Problem to solve
Rewrite the data below, replacing each "table-cell-area" with "table-cell-size" and leaving every other character unchanged.

Input material
## begin

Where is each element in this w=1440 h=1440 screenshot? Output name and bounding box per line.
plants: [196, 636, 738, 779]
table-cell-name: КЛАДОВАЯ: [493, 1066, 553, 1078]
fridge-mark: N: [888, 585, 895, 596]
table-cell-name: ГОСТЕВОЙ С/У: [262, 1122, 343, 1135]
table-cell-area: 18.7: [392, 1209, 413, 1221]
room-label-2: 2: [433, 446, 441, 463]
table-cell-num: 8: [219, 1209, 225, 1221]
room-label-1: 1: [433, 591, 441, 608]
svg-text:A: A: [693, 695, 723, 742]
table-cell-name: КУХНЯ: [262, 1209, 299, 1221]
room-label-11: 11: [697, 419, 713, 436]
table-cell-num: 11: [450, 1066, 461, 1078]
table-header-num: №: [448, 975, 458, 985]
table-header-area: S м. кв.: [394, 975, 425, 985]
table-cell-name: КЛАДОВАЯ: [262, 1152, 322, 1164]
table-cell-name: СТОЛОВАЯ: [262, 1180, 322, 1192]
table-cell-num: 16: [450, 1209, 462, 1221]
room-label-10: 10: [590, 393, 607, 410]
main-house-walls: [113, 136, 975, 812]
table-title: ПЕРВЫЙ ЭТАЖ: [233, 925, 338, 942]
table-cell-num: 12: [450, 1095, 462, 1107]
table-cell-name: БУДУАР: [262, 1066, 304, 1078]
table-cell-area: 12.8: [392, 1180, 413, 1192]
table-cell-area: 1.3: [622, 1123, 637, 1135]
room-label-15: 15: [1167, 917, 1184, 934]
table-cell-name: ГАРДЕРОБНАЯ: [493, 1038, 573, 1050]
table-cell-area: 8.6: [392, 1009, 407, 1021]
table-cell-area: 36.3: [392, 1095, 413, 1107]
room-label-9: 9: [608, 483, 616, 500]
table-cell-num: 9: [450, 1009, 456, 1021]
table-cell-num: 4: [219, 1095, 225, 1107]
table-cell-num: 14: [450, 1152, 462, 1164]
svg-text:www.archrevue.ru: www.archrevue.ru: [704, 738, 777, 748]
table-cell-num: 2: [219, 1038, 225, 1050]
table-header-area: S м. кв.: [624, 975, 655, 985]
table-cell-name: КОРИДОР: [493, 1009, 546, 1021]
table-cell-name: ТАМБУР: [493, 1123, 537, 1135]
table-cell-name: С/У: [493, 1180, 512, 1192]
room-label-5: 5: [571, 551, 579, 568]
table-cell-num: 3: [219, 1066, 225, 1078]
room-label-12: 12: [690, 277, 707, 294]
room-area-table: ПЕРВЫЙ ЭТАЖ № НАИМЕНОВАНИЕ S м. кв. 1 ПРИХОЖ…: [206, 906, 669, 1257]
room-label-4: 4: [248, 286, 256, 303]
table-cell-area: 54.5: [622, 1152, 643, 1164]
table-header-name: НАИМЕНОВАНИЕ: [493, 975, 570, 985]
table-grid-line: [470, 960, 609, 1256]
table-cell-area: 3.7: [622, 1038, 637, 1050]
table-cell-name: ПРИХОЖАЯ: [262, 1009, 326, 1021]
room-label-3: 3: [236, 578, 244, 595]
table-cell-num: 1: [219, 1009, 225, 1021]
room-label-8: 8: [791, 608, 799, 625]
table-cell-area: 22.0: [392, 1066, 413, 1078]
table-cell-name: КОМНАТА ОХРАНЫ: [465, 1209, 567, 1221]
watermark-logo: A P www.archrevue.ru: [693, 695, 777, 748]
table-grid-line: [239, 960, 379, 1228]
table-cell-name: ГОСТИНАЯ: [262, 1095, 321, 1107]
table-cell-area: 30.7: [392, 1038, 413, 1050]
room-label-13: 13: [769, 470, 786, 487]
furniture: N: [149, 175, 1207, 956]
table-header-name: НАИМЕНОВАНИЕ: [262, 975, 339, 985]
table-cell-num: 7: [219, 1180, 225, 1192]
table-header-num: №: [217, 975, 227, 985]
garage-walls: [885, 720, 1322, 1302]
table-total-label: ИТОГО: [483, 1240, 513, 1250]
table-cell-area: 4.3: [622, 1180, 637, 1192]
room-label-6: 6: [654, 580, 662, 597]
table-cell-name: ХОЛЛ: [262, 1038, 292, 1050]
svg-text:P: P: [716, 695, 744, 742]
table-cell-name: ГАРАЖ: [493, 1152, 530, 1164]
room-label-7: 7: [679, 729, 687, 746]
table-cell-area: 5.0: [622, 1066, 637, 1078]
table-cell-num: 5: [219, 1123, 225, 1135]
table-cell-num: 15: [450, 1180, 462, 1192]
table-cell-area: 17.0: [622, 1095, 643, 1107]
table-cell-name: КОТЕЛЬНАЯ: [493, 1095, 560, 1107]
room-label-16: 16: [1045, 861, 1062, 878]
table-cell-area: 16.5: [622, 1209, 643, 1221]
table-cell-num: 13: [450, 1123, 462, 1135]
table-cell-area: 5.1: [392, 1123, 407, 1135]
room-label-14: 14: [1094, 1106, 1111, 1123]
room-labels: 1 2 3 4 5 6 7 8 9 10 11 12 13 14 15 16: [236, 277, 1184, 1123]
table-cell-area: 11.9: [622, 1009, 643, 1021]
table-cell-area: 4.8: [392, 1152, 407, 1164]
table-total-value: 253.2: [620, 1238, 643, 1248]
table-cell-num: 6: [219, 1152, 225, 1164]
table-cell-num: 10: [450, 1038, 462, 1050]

## end

Reply to the task
Where is each element in this w=1440 h=1440 screenshot? Output name and bounding box per line.
plants: [196, 636, 738, 779]
table-cell-name: КЛАДОВАЯ: [493, 1066, 553, 1078]
fridge-mark: N: [888, 585, 895, 596]
table-cell-name: ГОСТЕВОЙ С/У: [262, 1122, 343, 1135]
table-cell-size: 18.7: [392, 1209, 413, 1221]
room-label-2: 2: [433, 446, 441, 463]
table-cell-num: 8: [219, 1209, 225, 1221]
room-label-1: 1: [433, 591, 441, 608]
svg-text:A: A: [693, 695, 723, 742]
table-cell-name: КУХНЯ: [262, 1209, 299, 1221]
room-label-11: 11: [697, 419, 713, 436]
table-cell-num: 11: [450, 1066, 461, 1078]
table-header-num: №: [448, 975, 458, 985]
table-header-area: S м. кв.: [394, 975, 425, 985]
table-cell-name: КЛАДОВАЯ: [262, 1152, 322, 1164]
table-cell-name: СТОЛОВАЯ: [262, 1180, 322, 1192]
table-cell-num: 16: [450, 1209, 462, 1221]
room-label-10: 10: [590, 393, 607, 410]
main-house-walls: [113, 136, 975, 812]
table-title: ПЕРВЫЙ ЭТАЖ: [233, 925, 338, 942]
table-cell-num: 12: [450, 1095, 462, 1107]
table-cell-name: БУДУАР: [262, 1066, 304, 1078]
table-cell-size: 12.8: [392, 1180, 413, 1192]
table-cell-size: 1.3: [622, 1123, 637, 1135]
room-label-15: 15: [1167, 917, 1184, 934]
table-cell-name: ГАРДЕРОБНАЯ: [493, 1038, 573, 1050]
table-cell-size: 8.6: [392, 1009, 407, 1021]
table-cell-size: 36.3: [392, 1095, 413, 1107]
room-label-9: 9: [608, 483, 616, 500]
table-cell-num: 9: [450, 1009, 456, 1021]
table-cell-num: 4: [219, 1095, 225, 1107]
table-cell-num: 14: [450, 1152, 462, 1164]
svg-text:www.archrevue.ru: www.archrevue.ru: [704, 738, 777, 748]
table-cell-num: 2: [219, 1038, 225, 1050]
table-header-area: S м. кв.: [624, 975, 655, 985]
table-cell-name: КОРИДОР: [493, 1009, 546, 1021]
table-cell-name: ТАМБУР: [493, 1123, 537, 1135]
table-cell-name: С/У: [493, 1180, 512, 1192]
room-label-5: 5: [571, 551, 579, 568]
table-cell-num: 3: [219, 1066, 225, 1078]
room-label-12: 12: [690, 277, 707, 294]
room-area-table: ПЕРВЫЙ ЭТАЖ № НАИМЕНОВАНИЕ S м. кв. 1 ПРИХОЖ…: [206, 906, 669, 1257]
room-label-4: 4: [248, 286, 256, 303]
table-cell-size: 54.5: [622, 1152, 643, 1164]
table-header-name: НАИМЕНОВАНИЕ: [493, 975, 570, 985]
table-grid-line: [470, 960, 609, 1256]
table-cell-size: 3.7: [622, 1038, 637, 1050]
table-cell-name: ПРИХОЖАЯ: [262, 1009, 326, 1021]
room-label-3: 3: [236, 578, 244, 595]
table-cell-num: 1: [219, 1009, 225, 1021]
room-label-8: 8: [791, 608, 799, 625]
table-cell-size: 22.0: [392, 1066, 413, 1078]
table-cell-name: КОМНАТА ОХРАНЫ: [465, 1209, 567, 1221]
watermark-logo: A P www.archrevue.ru: [693, 695, 777, 748]
table-grid-line: [239, 960, 379, 1228]
table-cell-name: ГОСТИНАЯ: [262, 1095, 321, 1107]
table-cell-size: 30.7: [392, 1038, 413, 1050]
room-label-13: 13: [769, 470, 786, 487]
furniture: N: [149, 175, 1207, 956]
table-header-name: НАИМЕНОВАНИЕ: [262, 975, 339, 985]
table-cell-num: 7: [219, 1180, 225, 1192]
table-header-num: №: [217, 975, 227, 985]
garage-walls: [885, 720, 1322, 1302]
table-total-label: ИТОГО: [483, 1240, 513, 1250]
table-cell-size: 4.3: [622, 1180, 637, 1192]
room-label-6: 6: [654, 580, 662, 597]
table-cell-name: ХОЛЛ: [262, 1038, 292, 1050]
svg-text:P: P: [716, 695, 744, 742]
table-cell-name: ГАРАЖ: [493, 1152, 530, 1164]
room-label-7: 7: [679, 729, 687, 746]
table-cell-size: 5.0: [622, 1066, 637, 1078]
table-cell-num: 5: [219, 1123, 225, 1135]
table-cell-num: 15: [450, 1180, 462, 1192]
table-cell-size: 17.0: [622, 1095, 643, 1107]
table-cell-name: КОТЕЛЬНАЯ: [493, 1095, 560, 1107]
room-label-16: 16: [1045, 861, 1062, 878]
table-cell-size: 16.5: [622, 1209, 643, 1221]
table-cell-num: 13: [450, 1123, 462, 1135]
table-cell-size: 5.1: [392, 1123, 407, 1135]
room-label-14: 14: [1094, 1106, 1111, 1123]
room-labels: 1 2 3 4 5 6 7 8 9 10 11 12 13 14 15 16: [236, 277, 1184, 1123]
table-cell-size: 11.9: [622, 1009, 643, 1021]
table-cell-size: 4.8: [392, 1152, 407, 1164]
table-total-value: 253.2: [620, 1238, 643, 1248]
table-cell-num: 6: [219, 1152, 225, 1164]
table-cell-num: 10: [450, 1038, 462, 1050]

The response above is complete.